*Problem to work on*.
Gather each line in the entries that includes the string "HitFilm".

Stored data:
_ _ _

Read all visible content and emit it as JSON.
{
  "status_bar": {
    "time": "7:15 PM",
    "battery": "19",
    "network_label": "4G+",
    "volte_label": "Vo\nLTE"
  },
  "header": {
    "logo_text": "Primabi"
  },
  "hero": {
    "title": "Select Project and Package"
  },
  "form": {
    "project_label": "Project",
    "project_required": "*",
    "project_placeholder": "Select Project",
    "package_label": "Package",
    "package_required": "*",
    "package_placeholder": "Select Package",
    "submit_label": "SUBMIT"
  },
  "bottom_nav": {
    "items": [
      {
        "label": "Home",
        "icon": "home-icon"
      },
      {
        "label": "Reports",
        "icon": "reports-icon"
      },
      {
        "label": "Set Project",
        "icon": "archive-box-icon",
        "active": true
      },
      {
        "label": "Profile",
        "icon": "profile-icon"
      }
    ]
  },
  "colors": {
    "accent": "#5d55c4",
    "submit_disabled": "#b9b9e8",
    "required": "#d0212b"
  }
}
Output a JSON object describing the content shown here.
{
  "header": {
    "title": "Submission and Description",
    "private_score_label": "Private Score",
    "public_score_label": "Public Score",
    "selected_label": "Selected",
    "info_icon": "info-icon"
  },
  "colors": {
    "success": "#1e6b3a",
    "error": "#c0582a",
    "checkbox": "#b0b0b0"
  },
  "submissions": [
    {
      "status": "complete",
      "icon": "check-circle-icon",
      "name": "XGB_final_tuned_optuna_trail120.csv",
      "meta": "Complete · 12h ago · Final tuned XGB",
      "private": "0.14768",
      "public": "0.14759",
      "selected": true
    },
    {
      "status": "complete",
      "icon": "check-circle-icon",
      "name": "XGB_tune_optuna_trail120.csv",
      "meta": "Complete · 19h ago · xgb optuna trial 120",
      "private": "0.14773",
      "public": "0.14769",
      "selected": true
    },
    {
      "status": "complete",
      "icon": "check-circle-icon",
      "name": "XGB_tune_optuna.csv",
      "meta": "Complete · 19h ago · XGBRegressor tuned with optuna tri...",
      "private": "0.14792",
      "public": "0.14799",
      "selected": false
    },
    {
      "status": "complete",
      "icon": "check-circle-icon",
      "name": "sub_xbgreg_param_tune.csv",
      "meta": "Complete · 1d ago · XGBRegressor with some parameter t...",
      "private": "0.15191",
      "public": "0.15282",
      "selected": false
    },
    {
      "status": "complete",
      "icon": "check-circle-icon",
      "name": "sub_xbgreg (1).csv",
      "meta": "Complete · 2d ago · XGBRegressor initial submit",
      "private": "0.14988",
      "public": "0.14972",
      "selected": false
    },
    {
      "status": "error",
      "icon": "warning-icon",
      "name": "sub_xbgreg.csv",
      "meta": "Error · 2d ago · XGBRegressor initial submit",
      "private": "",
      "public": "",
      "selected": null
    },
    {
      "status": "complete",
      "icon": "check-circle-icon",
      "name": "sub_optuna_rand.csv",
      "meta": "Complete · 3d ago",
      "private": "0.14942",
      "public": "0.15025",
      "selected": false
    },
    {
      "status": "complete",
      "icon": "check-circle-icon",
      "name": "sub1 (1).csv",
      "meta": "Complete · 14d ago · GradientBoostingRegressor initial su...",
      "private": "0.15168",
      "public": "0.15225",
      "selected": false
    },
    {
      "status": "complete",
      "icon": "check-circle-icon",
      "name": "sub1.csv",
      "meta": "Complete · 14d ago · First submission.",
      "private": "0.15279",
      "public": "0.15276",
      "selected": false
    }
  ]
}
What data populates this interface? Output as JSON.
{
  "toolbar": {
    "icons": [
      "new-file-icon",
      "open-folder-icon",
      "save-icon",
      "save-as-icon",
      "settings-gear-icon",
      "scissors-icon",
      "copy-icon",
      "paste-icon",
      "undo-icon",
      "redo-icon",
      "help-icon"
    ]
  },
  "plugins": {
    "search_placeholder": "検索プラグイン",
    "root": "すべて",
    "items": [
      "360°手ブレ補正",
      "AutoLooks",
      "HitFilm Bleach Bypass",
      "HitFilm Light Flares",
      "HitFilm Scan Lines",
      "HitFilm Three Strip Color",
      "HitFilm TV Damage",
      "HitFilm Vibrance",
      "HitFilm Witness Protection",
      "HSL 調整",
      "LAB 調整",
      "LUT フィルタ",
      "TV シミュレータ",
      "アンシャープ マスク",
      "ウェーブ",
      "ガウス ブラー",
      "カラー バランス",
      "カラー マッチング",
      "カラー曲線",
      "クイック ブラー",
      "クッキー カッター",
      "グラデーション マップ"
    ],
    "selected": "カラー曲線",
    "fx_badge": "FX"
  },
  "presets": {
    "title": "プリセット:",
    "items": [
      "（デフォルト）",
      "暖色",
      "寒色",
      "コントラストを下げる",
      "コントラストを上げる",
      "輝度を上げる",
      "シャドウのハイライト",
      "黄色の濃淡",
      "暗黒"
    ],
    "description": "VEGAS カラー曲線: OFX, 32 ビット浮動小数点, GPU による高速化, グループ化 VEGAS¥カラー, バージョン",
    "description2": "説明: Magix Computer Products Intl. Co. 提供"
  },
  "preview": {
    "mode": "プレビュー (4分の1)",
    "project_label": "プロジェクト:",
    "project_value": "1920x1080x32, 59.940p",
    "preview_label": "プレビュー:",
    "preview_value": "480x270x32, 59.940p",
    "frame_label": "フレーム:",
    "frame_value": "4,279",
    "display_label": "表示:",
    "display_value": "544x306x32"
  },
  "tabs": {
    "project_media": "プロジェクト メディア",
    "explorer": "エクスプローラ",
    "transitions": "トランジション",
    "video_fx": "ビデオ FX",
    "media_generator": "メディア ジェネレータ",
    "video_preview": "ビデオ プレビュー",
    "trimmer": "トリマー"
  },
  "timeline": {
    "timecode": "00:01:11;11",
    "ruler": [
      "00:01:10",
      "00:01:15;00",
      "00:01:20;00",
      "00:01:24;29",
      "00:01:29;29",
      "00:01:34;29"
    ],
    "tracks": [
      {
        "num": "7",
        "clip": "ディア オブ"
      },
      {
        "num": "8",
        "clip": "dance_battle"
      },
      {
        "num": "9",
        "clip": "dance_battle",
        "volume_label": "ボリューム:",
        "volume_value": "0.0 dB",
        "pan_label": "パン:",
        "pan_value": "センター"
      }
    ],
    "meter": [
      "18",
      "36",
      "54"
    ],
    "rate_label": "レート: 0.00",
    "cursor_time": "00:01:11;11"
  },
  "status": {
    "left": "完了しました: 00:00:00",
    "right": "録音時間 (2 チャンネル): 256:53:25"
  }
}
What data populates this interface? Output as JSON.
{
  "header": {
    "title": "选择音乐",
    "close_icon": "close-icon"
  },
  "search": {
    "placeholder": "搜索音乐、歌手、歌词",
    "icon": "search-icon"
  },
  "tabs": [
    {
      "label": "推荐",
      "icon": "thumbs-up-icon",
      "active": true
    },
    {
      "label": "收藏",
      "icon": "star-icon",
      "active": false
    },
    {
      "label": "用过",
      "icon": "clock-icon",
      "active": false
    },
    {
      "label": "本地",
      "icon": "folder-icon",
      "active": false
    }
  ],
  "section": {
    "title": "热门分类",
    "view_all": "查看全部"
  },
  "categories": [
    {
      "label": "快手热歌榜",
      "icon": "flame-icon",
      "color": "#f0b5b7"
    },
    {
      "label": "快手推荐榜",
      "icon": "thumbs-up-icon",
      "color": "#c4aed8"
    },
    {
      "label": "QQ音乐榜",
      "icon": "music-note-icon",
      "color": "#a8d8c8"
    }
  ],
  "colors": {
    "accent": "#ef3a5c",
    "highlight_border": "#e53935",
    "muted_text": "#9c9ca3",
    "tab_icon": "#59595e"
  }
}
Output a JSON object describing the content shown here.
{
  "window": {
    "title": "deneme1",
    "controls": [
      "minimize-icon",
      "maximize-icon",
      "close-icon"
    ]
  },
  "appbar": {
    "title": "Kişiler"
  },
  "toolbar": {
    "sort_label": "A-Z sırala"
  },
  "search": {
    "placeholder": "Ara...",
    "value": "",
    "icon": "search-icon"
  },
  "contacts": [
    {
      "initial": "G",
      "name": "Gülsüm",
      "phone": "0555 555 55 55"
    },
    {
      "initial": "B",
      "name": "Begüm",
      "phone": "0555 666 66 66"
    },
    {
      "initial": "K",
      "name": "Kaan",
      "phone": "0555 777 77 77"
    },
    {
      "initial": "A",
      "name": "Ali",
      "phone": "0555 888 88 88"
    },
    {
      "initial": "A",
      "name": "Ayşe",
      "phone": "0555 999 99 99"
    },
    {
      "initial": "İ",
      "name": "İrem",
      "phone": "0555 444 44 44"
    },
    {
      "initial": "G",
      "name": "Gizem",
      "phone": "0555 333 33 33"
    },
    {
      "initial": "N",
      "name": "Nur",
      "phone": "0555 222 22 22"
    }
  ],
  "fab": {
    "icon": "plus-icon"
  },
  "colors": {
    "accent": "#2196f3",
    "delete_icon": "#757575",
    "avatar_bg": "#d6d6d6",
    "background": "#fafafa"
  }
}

_ _ _

*Answer for the task*.
      "HitFilm Bleach Bypass",
      "HitFilm Light Flares",
      "HitFilm Scan Lines",
      "HitFilm Three Strip Color",
      "HitFilm TV Damage",
      "HitFilm Vibrance",
      "HitFilm Witness Protection",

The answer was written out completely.